■ Reading text ■

— START —

Policies (APIs)
Overview
Policies track and report the health and trustworthiness of model inputs (features), outputs (predictions), and performance. By analyzing and comparing model inferences against specified thresholds and actual values (ground truth), the platform understands when the model has drifted or is no longer performing optimally. For example, using a policy for a demand forecasting model trained on older data, the platform may detect drift due to recent supply chain issues. When discovered that model likely should be retrained on recent data to continue making trustworthy predictions.
- Feature and prediction drift policies—These policies compare the probability distribution of a target dataframe to the probability distribution of a baseline dataframe using a variety of distance measures. The platform can detect distance-based drift using either Population Stability Index (
PSI
) or Jensen Shannon distance (distance_JS
). - Performance drift policies—These policies perform percent drift comparison of metrics between the selected baseline and target data. For example, a policy may compare yesterday’s accuracy metrics with today’s accuracy metrics.
When analyzing performance and drift issues configured for a policy, the platform looks at all data received in the target window since the last run. If you want to investigate specific portions of the data, you can configure the policy with segments to filter the features and data to just want you want to analyze. For example, you may have one policy that looks for drift issues across all the features and as well as specific portions of the data (selected features and values) defined in configured segments.
Detected drift and performance issues are available to view in visualizations, such as VIANOPS monitoring graphs. You can configure alerts for your policies that identify when specified thresholds are surpassed. The VIANOPS monitoring visualizations show the important details related to an alert and detected conditions. When getting information about the discovered risk conditions to the right people is critical, you’ll want to assign users to alerts to send them notifications via email or communications integrations such as Slack.
Hotspot analysis
To get additional insight into the causes for model drift, configure hotspot analysis for your drift policies. When alerts indicate a policy detects drift conditions, hotspot analysis calculates and surfaces the features causing the greatest drift issues (which are determined using a weighted average of the impact score of all the drift features in the policy). The resulting hotspots represent areas in the data that have significant impact on the detected drift; use the values to help understand the model and then retrain as needed.
VIANOPS automatically sets categorical features that are configured to support drift detection and be used within segments as available for hotspot analysis, based on their settings in Inference mapping.
You can add hotspot analysis to a policy by specifying the following in the policy payload:
- method—whether the most impactful features are a calculated as a flat number of features (for example, top 50 features in time window) or percent of features (for example, platform-calculated top 50% from total traffic)

— END —

■ What to produce ■
Update the policies overview above, starting with "Detected drift and" and going on through "such as Slack.", by replacing "Slack" with "Microsoft Teams", and give that passage in full.

■ Extracted entries ■

— START —

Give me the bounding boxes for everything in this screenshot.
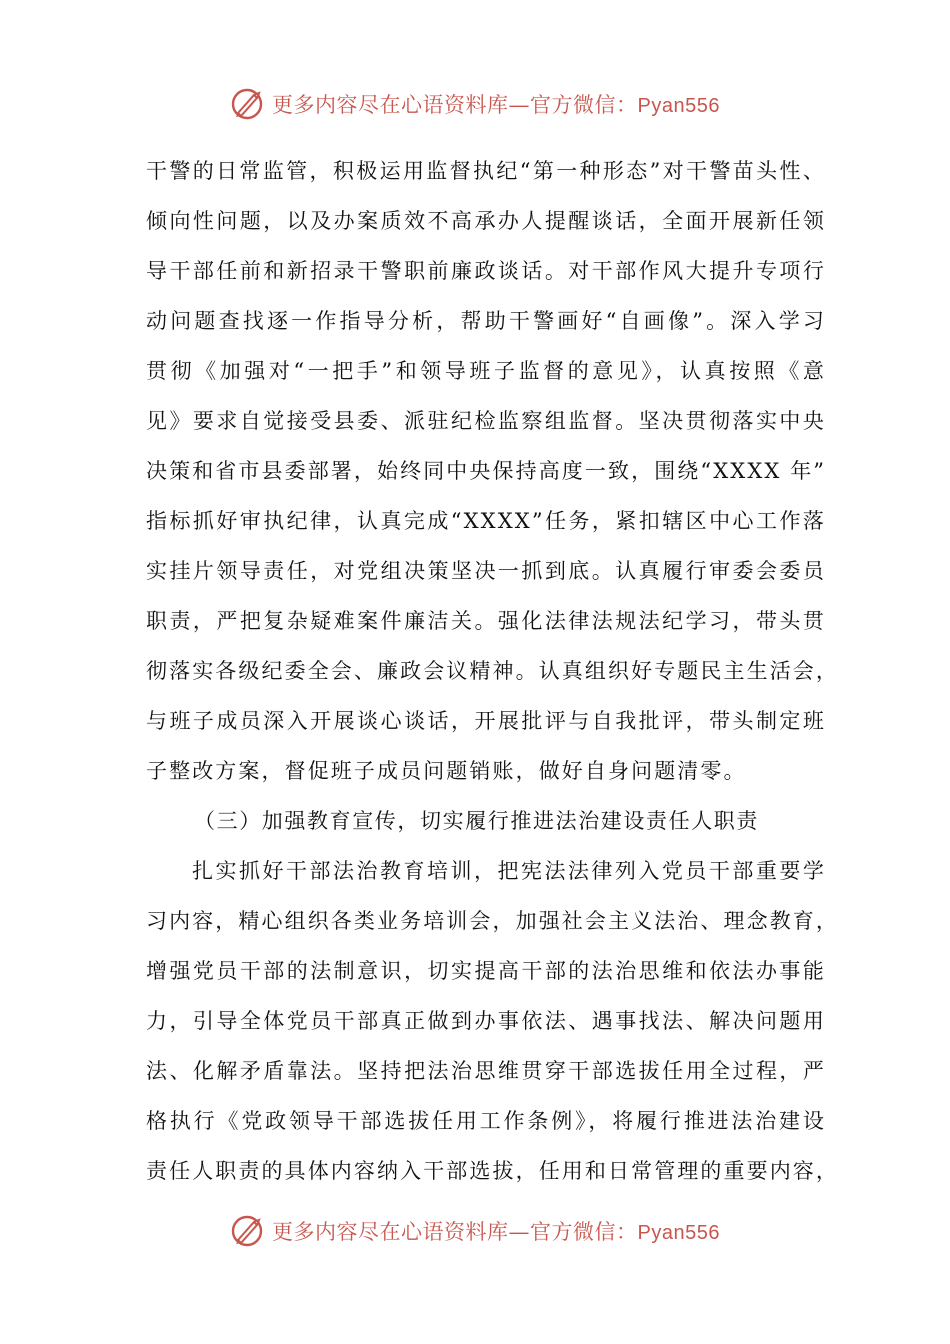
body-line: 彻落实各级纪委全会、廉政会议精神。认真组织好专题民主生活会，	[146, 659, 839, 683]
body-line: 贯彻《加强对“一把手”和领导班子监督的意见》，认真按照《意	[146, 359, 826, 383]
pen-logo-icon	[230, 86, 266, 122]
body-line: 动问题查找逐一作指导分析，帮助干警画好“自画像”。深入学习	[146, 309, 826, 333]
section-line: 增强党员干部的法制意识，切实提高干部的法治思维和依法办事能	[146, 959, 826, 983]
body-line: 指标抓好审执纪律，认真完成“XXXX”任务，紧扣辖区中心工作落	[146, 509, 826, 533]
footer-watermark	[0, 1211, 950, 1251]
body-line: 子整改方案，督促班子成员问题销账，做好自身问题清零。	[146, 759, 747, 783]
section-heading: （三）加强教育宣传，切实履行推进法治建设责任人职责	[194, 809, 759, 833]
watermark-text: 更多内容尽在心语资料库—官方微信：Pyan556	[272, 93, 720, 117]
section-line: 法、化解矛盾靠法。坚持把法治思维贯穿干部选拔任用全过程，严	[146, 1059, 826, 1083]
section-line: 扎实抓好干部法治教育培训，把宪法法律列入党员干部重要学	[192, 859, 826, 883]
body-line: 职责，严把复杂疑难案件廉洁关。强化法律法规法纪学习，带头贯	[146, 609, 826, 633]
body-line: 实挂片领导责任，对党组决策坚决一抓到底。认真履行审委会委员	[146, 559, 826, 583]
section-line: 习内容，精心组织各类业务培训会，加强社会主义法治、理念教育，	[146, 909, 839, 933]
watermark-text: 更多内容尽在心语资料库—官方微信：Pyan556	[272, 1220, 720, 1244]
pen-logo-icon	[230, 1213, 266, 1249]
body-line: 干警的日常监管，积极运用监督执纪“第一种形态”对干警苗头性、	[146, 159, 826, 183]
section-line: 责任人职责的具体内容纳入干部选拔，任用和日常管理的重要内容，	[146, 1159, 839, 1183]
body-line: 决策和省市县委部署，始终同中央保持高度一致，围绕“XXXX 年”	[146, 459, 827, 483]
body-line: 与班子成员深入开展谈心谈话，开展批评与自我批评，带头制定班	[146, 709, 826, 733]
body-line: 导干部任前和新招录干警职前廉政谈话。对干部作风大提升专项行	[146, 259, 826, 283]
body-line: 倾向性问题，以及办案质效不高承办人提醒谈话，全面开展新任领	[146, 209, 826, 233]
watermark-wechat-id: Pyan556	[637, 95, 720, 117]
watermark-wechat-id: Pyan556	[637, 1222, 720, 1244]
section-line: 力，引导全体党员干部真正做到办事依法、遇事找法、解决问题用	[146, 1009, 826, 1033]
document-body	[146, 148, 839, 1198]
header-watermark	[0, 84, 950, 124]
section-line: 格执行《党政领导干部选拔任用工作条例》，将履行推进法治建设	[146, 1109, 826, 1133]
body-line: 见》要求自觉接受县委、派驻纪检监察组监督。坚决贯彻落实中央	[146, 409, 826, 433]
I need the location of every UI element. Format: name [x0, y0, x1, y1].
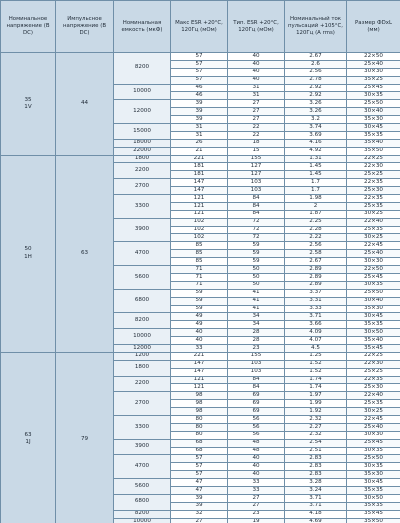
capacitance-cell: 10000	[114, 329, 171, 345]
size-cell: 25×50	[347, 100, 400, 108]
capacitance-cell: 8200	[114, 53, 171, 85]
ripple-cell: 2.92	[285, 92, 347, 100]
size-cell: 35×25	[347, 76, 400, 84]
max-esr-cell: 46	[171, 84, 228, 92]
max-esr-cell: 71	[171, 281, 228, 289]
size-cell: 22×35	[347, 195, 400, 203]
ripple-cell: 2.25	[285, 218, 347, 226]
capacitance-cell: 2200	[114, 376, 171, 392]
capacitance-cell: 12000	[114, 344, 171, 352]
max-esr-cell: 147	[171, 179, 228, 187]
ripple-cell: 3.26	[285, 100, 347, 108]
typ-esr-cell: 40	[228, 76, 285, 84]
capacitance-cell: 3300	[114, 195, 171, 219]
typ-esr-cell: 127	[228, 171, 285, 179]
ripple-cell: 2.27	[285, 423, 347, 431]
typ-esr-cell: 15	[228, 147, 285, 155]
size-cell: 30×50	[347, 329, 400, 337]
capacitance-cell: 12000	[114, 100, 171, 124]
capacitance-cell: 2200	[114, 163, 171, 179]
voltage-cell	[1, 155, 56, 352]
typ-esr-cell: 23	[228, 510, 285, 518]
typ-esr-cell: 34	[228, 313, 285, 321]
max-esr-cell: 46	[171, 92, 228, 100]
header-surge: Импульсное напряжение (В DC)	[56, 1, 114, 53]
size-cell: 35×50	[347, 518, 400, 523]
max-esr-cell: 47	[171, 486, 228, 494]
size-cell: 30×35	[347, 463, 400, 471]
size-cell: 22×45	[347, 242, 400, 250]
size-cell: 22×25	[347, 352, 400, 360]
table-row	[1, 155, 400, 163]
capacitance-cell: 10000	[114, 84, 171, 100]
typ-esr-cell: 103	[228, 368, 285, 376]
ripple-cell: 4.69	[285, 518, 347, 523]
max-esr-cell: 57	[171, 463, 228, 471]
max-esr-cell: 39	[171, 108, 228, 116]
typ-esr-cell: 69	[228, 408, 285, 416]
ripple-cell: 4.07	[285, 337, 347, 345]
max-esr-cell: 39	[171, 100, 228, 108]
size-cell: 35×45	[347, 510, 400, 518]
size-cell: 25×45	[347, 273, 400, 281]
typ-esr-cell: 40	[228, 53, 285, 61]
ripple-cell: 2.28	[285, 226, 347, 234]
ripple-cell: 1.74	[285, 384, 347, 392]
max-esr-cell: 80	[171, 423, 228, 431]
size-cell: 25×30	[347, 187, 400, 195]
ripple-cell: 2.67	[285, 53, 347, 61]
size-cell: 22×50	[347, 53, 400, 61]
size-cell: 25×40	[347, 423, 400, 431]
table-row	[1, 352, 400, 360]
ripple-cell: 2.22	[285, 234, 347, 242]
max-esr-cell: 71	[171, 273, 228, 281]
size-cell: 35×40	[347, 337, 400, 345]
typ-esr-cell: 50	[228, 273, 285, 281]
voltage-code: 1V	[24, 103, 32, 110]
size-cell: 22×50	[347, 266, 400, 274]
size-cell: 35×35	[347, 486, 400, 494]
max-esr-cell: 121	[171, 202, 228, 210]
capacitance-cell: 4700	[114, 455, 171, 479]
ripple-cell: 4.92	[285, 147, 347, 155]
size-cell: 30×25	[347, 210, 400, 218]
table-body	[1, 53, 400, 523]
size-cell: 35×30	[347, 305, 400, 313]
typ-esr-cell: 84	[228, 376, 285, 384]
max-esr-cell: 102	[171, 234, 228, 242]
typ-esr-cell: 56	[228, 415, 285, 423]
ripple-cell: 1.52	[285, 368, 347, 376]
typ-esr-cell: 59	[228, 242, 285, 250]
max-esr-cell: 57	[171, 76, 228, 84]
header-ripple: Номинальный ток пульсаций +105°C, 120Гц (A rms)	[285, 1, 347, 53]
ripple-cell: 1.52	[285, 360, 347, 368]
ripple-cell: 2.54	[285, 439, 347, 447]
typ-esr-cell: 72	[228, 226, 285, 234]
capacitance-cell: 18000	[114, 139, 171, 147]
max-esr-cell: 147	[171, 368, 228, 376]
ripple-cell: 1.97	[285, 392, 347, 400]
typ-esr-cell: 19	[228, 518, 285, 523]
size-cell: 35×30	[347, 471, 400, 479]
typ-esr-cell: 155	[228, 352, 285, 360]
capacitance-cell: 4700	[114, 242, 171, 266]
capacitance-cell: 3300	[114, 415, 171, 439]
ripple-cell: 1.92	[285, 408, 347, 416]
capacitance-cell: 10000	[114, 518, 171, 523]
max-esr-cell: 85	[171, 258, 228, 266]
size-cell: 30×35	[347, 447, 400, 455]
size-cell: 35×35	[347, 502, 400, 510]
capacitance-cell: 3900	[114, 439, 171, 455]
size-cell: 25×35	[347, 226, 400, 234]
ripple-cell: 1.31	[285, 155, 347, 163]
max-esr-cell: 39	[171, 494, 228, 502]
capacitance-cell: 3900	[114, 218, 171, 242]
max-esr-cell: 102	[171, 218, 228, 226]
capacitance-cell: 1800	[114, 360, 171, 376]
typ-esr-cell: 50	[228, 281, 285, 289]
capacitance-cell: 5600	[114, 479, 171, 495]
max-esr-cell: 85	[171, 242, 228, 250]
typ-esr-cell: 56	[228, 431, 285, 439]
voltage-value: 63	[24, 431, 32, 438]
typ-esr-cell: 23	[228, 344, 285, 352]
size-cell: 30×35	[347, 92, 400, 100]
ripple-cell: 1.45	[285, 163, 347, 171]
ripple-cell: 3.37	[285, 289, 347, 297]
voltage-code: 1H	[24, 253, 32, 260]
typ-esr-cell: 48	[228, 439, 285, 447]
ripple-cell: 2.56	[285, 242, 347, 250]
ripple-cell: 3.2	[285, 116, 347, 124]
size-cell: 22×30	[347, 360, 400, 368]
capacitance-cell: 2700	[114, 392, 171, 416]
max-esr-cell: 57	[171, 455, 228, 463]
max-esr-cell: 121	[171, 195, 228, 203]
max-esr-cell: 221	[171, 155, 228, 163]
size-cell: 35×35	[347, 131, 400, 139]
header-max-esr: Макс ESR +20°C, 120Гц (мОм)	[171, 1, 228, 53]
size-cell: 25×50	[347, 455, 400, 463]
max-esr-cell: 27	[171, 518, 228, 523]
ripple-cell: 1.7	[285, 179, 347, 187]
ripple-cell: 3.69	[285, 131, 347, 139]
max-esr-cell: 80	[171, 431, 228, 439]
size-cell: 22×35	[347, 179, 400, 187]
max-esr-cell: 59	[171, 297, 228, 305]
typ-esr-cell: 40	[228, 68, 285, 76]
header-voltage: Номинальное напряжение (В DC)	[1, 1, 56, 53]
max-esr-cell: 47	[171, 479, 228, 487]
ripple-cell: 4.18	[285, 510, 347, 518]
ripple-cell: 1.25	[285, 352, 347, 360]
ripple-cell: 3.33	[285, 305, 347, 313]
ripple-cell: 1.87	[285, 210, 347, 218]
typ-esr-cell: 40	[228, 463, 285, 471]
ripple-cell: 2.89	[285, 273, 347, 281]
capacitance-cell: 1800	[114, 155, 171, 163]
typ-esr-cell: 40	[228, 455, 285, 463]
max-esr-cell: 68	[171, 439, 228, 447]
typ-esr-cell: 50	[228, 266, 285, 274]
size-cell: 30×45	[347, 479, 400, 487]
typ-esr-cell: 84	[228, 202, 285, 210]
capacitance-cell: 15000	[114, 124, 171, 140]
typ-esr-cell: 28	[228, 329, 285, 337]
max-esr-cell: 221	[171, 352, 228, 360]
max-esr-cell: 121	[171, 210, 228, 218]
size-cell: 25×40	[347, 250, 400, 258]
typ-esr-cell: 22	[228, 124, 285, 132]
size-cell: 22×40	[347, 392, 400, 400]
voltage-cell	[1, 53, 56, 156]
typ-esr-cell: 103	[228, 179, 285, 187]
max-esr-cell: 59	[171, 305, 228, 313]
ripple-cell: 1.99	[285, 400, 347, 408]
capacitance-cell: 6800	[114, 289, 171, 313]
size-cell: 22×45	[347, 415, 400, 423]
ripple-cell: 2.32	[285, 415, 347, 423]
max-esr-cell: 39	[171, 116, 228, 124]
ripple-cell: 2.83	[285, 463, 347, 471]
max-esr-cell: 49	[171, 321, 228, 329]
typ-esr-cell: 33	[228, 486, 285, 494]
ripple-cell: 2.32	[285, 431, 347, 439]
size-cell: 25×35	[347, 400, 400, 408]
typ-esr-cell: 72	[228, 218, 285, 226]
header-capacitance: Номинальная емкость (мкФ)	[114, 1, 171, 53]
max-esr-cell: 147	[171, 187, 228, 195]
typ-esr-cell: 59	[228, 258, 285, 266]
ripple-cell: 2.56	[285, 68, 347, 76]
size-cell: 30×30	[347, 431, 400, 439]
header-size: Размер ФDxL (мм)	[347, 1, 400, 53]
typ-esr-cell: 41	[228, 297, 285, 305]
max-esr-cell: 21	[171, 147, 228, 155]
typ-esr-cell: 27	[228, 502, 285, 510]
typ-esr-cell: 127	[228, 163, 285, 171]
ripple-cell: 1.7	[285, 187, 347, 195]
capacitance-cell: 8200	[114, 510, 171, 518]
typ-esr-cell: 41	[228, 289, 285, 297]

— END —

■ Response to the task ■
Detected drift and performance issues are available to view in visualizations, such as VIANOPS monitoring graphs. You can configure alerts for your policies that identify when specified thresholds are surpassed. The VIANOPS monitoring visualizations show the important details related to an alert and detected conditions. When getting information about the discovered risk conditions to the right people is critical, you’ll want to assign users to alerts to send them notifications via email or communications integrations such as Microsoft Teams.